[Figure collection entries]

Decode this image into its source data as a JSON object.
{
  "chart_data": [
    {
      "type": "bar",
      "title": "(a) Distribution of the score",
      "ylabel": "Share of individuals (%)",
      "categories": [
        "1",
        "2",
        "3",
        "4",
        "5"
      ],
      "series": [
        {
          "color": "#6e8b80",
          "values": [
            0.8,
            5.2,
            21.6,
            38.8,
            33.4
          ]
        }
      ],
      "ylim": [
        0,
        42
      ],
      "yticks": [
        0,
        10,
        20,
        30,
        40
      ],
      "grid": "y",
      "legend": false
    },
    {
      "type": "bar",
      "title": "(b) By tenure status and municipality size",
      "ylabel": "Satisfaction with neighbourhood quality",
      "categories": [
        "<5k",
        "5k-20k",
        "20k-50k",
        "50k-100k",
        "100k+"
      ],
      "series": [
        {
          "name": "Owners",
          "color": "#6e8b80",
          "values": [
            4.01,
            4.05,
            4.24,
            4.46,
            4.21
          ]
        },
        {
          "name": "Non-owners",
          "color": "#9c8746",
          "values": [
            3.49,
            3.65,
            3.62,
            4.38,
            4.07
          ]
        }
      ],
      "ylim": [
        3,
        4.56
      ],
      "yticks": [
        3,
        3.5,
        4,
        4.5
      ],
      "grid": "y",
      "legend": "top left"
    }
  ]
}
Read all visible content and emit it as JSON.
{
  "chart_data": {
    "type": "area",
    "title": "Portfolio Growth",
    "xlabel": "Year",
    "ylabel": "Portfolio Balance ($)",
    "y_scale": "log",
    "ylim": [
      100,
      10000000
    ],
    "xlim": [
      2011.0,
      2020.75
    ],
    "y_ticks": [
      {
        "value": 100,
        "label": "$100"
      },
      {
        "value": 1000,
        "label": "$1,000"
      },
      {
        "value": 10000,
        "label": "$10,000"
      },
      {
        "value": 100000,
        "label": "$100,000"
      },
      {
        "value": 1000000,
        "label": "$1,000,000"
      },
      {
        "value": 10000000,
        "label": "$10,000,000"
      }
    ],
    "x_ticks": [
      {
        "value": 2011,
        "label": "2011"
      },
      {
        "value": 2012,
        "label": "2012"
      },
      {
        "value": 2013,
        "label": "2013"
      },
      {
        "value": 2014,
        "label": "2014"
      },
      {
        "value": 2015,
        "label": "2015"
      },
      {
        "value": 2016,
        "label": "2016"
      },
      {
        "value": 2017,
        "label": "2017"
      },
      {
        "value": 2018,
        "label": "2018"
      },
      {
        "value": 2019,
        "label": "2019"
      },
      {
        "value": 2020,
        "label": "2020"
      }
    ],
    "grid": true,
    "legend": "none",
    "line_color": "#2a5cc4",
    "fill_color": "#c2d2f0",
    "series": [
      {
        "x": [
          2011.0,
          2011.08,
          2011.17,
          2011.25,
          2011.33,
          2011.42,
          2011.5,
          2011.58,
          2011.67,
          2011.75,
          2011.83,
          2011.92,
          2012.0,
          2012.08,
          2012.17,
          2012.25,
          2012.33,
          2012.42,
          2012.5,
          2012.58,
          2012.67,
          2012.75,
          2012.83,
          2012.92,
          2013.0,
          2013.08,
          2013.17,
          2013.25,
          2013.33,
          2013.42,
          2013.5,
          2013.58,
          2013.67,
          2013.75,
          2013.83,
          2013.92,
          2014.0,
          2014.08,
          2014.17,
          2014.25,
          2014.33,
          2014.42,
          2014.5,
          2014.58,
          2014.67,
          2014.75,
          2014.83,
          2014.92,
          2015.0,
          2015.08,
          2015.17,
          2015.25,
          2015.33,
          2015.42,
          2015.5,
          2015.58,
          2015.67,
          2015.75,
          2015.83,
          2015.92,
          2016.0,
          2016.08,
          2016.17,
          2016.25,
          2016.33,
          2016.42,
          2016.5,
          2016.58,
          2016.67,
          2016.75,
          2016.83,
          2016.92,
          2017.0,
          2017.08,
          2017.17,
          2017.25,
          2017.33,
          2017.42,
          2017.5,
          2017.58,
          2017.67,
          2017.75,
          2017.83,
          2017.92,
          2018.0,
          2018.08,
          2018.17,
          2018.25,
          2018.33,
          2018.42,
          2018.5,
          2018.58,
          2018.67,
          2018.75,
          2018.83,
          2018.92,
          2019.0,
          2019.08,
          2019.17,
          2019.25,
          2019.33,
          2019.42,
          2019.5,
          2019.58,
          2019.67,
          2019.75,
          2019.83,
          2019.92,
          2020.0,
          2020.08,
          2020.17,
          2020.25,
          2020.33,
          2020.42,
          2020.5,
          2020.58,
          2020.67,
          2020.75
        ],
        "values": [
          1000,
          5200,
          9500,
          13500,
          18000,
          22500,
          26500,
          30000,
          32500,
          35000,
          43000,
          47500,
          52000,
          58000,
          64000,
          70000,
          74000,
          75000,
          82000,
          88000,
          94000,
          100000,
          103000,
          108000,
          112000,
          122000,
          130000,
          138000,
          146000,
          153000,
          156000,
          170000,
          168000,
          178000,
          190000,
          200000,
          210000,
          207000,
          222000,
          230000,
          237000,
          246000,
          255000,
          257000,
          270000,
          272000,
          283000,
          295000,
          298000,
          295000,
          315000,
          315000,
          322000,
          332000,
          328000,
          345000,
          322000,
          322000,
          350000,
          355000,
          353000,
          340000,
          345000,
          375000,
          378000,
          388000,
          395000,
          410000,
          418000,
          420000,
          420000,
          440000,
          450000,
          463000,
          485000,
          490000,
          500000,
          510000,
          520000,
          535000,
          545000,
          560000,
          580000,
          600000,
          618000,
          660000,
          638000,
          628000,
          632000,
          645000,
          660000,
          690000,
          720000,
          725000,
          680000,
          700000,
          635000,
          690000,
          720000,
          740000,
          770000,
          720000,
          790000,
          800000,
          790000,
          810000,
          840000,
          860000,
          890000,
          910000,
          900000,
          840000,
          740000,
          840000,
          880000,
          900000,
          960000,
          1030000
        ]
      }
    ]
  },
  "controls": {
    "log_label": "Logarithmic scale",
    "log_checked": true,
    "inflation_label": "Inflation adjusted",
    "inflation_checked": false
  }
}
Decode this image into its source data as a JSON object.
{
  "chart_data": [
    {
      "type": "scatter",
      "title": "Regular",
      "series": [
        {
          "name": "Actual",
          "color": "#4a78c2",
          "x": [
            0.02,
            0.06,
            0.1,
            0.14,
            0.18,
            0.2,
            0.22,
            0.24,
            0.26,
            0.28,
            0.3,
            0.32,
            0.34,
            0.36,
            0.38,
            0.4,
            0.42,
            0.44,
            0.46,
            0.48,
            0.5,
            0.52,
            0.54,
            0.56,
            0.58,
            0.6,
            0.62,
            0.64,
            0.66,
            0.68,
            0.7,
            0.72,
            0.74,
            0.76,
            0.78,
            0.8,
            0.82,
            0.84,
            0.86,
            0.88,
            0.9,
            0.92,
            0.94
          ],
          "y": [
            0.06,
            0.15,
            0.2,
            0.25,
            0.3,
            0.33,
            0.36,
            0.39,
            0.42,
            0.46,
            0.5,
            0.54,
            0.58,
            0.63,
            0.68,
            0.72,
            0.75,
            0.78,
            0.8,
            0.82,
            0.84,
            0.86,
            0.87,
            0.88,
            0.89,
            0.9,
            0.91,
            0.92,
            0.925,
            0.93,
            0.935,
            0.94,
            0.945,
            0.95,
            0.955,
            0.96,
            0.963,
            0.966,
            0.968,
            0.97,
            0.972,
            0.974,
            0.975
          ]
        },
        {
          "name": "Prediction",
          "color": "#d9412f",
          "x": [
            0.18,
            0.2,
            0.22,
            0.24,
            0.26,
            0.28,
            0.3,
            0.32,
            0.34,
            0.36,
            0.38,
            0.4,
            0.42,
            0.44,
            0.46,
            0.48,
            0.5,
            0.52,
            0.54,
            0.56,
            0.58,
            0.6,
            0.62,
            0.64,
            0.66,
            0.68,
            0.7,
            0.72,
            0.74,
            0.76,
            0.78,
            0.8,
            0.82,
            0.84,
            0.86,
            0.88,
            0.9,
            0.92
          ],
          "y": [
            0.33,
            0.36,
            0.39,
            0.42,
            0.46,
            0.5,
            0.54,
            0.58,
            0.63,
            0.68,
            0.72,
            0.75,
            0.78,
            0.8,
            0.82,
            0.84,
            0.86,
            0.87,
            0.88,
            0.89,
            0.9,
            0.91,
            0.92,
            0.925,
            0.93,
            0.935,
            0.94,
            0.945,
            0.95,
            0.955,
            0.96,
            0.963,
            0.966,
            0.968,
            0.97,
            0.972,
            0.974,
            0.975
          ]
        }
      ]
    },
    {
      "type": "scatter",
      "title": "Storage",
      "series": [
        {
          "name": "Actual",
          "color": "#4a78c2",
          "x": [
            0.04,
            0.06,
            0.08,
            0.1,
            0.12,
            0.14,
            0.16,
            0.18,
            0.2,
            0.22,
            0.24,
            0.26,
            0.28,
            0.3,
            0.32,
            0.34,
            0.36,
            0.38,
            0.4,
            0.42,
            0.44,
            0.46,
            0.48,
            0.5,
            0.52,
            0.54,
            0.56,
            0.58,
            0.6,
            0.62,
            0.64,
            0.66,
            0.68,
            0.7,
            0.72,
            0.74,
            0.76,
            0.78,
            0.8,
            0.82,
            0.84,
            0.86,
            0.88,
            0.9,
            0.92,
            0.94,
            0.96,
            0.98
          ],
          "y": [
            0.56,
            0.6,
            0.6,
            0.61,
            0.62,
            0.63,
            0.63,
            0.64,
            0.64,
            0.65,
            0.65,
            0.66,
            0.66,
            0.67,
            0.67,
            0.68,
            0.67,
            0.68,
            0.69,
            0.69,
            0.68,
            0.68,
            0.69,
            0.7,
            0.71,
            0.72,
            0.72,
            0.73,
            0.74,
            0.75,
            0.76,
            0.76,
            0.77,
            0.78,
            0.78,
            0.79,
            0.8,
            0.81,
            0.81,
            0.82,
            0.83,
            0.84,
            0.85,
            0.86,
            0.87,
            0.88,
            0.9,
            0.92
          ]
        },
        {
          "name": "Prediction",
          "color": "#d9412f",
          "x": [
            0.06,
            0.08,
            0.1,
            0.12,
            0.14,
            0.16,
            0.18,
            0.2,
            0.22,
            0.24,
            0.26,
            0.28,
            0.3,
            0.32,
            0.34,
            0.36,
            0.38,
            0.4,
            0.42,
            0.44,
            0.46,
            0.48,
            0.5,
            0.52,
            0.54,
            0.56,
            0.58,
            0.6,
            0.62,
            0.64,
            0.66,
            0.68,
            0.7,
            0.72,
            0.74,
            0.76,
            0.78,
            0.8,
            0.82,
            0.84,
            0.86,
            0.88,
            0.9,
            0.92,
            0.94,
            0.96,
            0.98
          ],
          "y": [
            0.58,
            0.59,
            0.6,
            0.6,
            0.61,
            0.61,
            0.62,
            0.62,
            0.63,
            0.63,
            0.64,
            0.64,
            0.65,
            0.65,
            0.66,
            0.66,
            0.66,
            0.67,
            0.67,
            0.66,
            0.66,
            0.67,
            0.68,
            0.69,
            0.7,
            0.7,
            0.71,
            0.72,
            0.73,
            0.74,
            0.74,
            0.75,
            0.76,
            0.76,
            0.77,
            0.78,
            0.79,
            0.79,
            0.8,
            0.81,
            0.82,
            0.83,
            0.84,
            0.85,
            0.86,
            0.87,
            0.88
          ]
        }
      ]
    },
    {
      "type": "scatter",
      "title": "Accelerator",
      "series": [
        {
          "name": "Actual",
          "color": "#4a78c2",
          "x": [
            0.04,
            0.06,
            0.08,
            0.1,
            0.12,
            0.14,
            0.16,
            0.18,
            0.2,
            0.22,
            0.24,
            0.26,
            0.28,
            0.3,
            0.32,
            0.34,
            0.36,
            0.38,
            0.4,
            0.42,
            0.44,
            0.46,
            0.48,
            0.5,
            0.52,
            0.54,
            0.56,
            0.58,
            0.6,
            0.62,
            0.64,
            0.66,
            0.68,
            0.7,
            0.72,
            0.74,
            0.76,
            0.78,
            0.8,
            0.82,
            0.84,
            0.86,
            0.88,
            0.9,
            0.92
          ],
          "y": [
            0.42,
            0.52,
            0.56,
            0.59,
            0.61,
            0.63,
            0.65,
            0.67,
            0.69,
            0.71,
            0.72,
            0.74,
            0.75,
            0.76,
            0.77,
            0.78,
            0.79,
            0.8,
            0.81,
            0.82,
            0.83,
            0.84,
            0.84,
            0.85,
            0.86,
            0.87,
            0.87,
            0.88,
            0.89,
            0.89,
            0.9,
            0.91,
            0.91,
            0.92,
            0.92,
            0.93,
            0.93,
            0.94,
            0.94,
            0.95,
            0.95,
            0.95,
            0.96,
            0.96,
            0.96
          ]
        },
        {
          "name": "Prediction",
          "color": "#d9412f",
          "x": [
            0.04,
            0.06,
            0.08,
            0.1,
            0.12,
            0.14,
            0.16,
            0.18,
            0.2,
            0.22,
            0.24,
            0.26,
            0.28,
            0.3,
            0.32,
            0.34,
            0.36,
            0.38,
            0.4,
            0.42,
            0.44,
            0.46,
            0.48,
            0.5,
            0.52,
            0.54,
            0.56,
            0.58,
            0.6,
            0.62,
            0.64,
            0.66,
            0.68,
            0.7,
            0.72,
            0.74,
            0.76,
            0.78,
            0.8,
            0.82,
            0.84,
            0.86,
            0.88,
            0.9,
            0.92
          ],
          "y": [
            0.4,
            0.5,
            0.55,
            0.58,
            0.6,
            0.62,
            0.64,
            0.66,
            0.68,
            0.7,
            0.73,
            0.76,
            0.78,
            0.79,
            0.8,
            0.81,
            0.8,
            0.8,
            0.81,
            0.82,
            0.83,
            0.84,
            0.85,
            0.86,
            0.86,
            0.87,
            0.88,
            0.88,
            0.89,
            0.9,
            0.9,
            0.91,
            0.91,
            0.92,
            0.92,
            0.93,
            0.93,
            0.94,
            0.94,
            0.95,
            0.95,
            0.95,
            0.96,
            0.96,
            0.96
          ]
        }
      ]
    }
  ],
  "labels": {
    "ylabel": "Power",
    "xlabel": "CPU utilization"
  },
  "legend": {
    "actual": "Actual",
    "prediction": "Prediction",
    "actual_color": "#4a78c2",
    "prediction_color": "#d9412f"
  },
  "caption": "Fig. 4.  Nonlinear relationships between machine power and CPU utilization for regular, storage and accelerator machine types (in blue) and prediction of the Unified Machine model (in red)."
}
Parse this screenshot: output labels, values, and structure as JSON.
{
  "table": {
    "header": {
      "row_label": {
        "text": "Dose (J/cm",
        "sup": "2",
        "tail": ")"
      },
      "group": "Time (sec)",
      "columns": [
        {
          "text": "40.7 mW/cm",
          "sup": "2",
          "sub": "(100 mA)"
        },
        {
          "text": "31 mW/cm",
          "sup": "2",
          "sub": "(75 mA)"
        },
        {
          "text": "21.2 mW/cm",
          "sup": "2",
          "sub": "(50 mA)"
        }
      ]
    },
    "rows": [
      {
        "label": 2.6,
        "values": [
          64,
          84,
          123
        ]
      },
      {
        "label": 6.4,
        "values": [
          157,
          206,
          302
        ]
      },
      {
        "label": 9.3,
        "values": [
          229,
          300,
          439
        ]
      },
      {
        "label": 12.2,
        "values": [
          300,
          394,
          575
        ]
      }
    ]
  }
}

→ **Problem to work on**
Copy out all lines above that include the string "legend".

→ **Task solution**
      "legend": false
      "legend": "top left"
    "legend": "none",
  "legend": {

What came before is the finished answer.